> **Given request**:
Will you output all of the data below exactly, omitting the images?

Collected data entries
───
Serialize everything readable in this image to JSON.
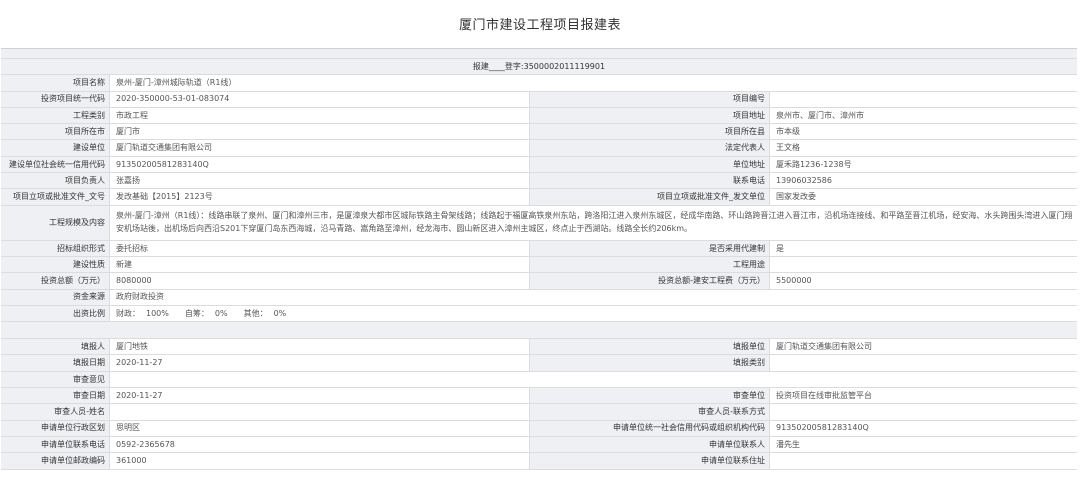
{
  "page_title": "厦门市建设工程项目报建表",
  "header": {
    "reg_label": "报建____登字:",
    "reg_number": "3500002011119901"
  },
  "rows": {
    "project_name": {
      "label": "项目名称",
      "value": "泉州-厦门-漳州城际轨道（R1线）"
    },
    "code": {
      "label": "投资项目统一代码",
      "value": "2020-350000-53-01-083074",
      "label2": "项目编号",
      "value2": ""
    },
    "category": {
      "label": "工程类别",
      "value": "市政工程",
      "label2": "项目地址",
      "value2": "泉州市、厦门市、漳州市"
    },
    "location": {
      "label": "项目所在市",
      "value": "厦门市",
      "label2": "项目所在县",
      "value2": "市本级"
    },
    "builder": {
      "label": "建设单位",
      "value": "厦门轨道交通集团有限公司",
      "label2": "法定代表人",
      "value2": "王文格"
    },
    "credit": {
      "label": "建设单位社会统一信用代码",
      "value": "91350200581283140Q",
      "label2": "单位地址",
      "value2": "厦禾路1236-1238号"
    },
    "leader": {
      "label": "项目负责人",
      "value": "张嘉扬",
      "label2": "联系电话",
      "value2": "13906032586"
    },
    "approval": {
      "label": "项目立项或批准文件_文号",
      "value": "发改基础【2015】2123号",
      "label2": "项目立项或批准文件_发文单位",
      "value2": "国家发改委"
    },
    "scale": {
      "label": "工程规模及内容",
      "value": "泉州-厦门-漳州（R1线）：线路串联了泉州、厦门和漳州三市，是厦漳泉大都市区城际铁路主骨架线路；线路起于福厦高铁泉州东站，跨洛阳江进入泉州东城区，经成华南路、环山路跨晋江进入晋江市，沿机场连接线、和平路至晋江机场，经安海、水头跨围头湾进入厦门翔安机场站後，出机场后向西沿S201下穿厦门岛东西海城，沿马青路、嵩角路至漳州，经龙海市、圆山新区进入漳州主城区，终点止于西湖站。线路全长约206km。"
    },
    "tender": {
      "label": "招标组织形式",
      "value": "委托招标",
      "label2": "是否采用代建制",
      "value2": "是"
    },
    "nature": {
      "label": "建设性质",
      "value": "新建",
      "label2": "工程用途",
      "value2": ""
    },
    "invest": {
      "label": "投资总额（万元）",
      "value": "8080000",
      "label2": "投资总额-建安工程费（万元）",
      "value2": "5500000"
    },
    "funding": {
      "label": "资金来源",
      "value": "政府财政投资"
    },
    "ratio": {
      "label": "出资比例",
      "fin_label": "财政：",
      "fin_value": "100%",
      "self_label": "自筹：",
      "self_value": "0%",
      "other_label": "其他：",
      "other_value": "0%"
    },
    "filler": {
      "label": "填报人",
      "value": "厦门地铁",
      "label2": "填报单位",
      "value2": "厦门轨道交通集团有限公司"
    },
    "fill_date": {
      "label": "填报日期",
      "value": "2020-11-27",
      "label2": "填报类别",
      "value2": ""
    },
    "review_opinion": {
      "label": "审查意见",
      "value": ""
    },
    "review_date": {
      "label": "审查日期",
      "value": "2020-11-27",
      "label2": "审查单位",
      "value2": "投资项目在线审批监管平台"
    },
    "reviewer": {
      "label": "审查人员-姓名",
      "value": "",
      "label2": "审查人员-联系方式",
      "value2": ""
    },
    "applicant_district": {
      "label": "申请单位行政区划",
      "value": "思明区",
      "label2": "申请单位统一社会信用代码或组织机构代码",
      "value2": "91350200581283140Q"
    },
    "applicant_phone": {
      "label": "申请单位联系电话",
      "value": "0592-2365678",
      "label2": "申请单位联系人",
      "value2": "潘先生"
    },
    "applicant_zip": {
      "label": "申请单位邮政编码",
      "value": "361000",
      "label2": "申请单位联系住址",
      "value2": ""
    }
  }
}
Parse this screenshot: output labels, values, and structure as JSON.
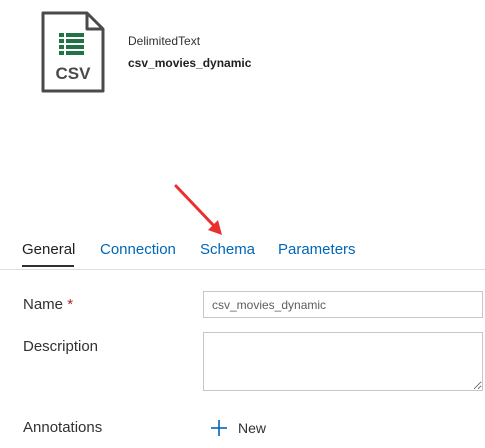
{
  "header": {
    "icon_label": "CSV",
    "dataset_type": "DelimitedText",
    "dataset_name": "csv_movies_dynamic"
  },
  "tabs": [
    {
      "label": "General",
      "active": true
    },
    {
      "label": "Connection",
      "active": false
    },
    {
      "label": "Schema",
      "active": false
    },
    {
      "label": "Parameters",
      "active": false
    }
  ],
  "form": {
    "name_label": "Name",
    "required_marker": "*",
    "name_value": "csv_movies_dynamic",
    "description_label": "Description",
    "description_value": "",
    "annotations_label": "Annotations",
    "new_button_label": "New"
  },
  "annotation": {
    "arrow_color": "#e8312f",
    "points_to": "Schema"
  },
  "colors": {
    "link": "#0066b8",
    "icon_green": "#217346",
    "icon_gray": "#505050"
  }
}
───
> **Result of this task**:
Serialize everything readable in this image to JSON.
{
  "page_title": "厦门市建设工程项目报建表",
  "header": {
    "reg_label": "报建____登字:",
    "reg_number": "3500002011119901"
  },
  "rows": {
    "project_name": {
      "label": "项目名称",
      "value": "泉州-厦门-漳州城际轨道（R1线）"
    },
    "code": {
      "label": "投资项目统一代码",
      "value": "2020-350000-53-01-083074",
      "label2": "项目编号",
      "value2": ""
    },
    "category": {
      "label": "工程类别",
      "value": "市政工程",
      "label2": "项目地址",
      "value2": "泉州市、厦门市、漳州市"
    },
    "location": {
      "label": "项目所在市",
      "value": "厦门市",
      "label2": "项目所在县",
      "value2": "市本级"
    },
    "builder": {
      "label": "建设单位",
      "value": "厦门轨道交通集团有限公司",
      "label2": "法定代表人",
      "value2": "王文格"
    },
    "credit": {
      "label": "建设单位社会统一信用代码",
      "value": "91350200581283140Q",
      "label2": "单位地址",
      "value2": "厦禾路1236-1238号"
    },
    "leader": {
      "label": "项目负责人",
      "value": "张嘉扬",
      "label2": "联系电话",
      "value2": "13906032586"
    },
    "approval": {
      "label": "项目立项或批准文件_文号",
      "value": "发改基础【2015】2123号",
      "label2": "项目立项或批准文件_发文单位",
      "value2": "国家发改委"
    },
    "scale": {
      "label": "工程规模及内容",
      "value": "泉州-厦门-漳州（R1线）：线路串联了泉州、厦门和漳州三市，是厦漳泉大都市区城际铁路主骨架线路；线路起于福厦高铁泉州东站，跨洛阳江进入泉州东城区，经成华南路、环山路跨晋江进入晋江市，沿机场连接线、和平路至晋江机场，经安海、水头跨围头湾进入厦门翔安机场站後，出机场后向西沿S201下穿厦门岛东西海城，沿马青路、嵩角路至漳州，经龙海市、圆山新区进入漳州主城区，终点止于西湖站。线路全长约206km。"
    },
    "tender": {
      "label": "招标组织形式",
      "value": "委托招标",
      "label2": "是否采用代建制",
      "value2": "是"
    },
    "nature": {
      "label": "建设性质",
      "value": "新建",
      "label2": "工程用途",
      "value2": ""
    },
    "invest": {
      "label": "投资总额（万元）",
      "value": "8080000",
      "label2": "投资总额-建安工程费（万元）",
      "value2": "5500000"
    },
    "funding": {
      "label": "资金来源",
      "value": "政府财政投资"
    },
    "ratio": {
      "label": "出资比例",
      "fin_label": "财政：",
      "fin_value": "100%",
      "self_label": "自筹：",
      "self_value": "0%",
      "other_label": "其他：",
      "other_value": "0%"
    },
    "filler": {
      "label": "填报人",
      "value": "厦门地铁",
      "label2": "填报单位",
      "value2": "厦门轨道交通集团有限公司"
    },
    "fill_date": {
      "label": "填报日期",
      "value": "2020-11-27",
      "label2": "填报类别",
      "value2": ""
    },
    "review_opinion": {
      "label": "审查意见",
      "value": ""
    },
    "review_date": {
      "label": "审查日期",
      "value": "2020-11-27",
      "label2": "审查单位",
      "value2": "投资项目在线审批监管平台"
    },
    "reviewer": {
      "label": "审查人员-姓名",
      "value": "",
      "label2": "审查人员-联系方式",
      "value2": ""
    },
    "applicant_district": {
      "label": "申请单位行政区划",
      "value": "思明区",
      "label2": "申请单位统一社会信用代码或组织机构代码",
      "value2": "91350200581283140Q"
    },
    "applicant_phone": {
      "label": "申请单位联系电话",
      "value": "0592-2365678",
      "label2": "申请单位联系人",
      "value2": "潘先生"
    },
    "applicant_zip": {
      "label": "申请单位邮政编码",
      "value": "361000",
      "label2": "申请单位联系住址",
      "value2": ""
    }
  }
}
Parse this screenshot: output labels, values, and structure as JSON.
{
  "header": {
    "icon_label": "CSV",
    "dataset_type": "DelimitedText",
    "dataset_name": "csv_movies_dynamic"
  },
  "tabs": [
    {
      "label": "General",
      "active": true
    },
    {
      "label": "Connection",
      "active": false
    },
    {
      "label": "Schema",
      "active": false
    },
    {
      "label": "Parameters",
      "active": false
    }
  ],
  "form": {
    "name_label": "Name",
    "required_marker": "*",
    "name_value": "csv_movies_dynamic",
    "description_label": "Description",
    "description_value": "",
    "annotations_label": "Annotations",
    "new_button_label": "New"
  },
  "annotation": {
    "arrow_color": "#e8312f",
    "points_to": "Schema"
  },
  "colors": {
    "link": "#0066b8",
    "icon_green": "#217346",
    "icon_gray": "#505050"
  }
}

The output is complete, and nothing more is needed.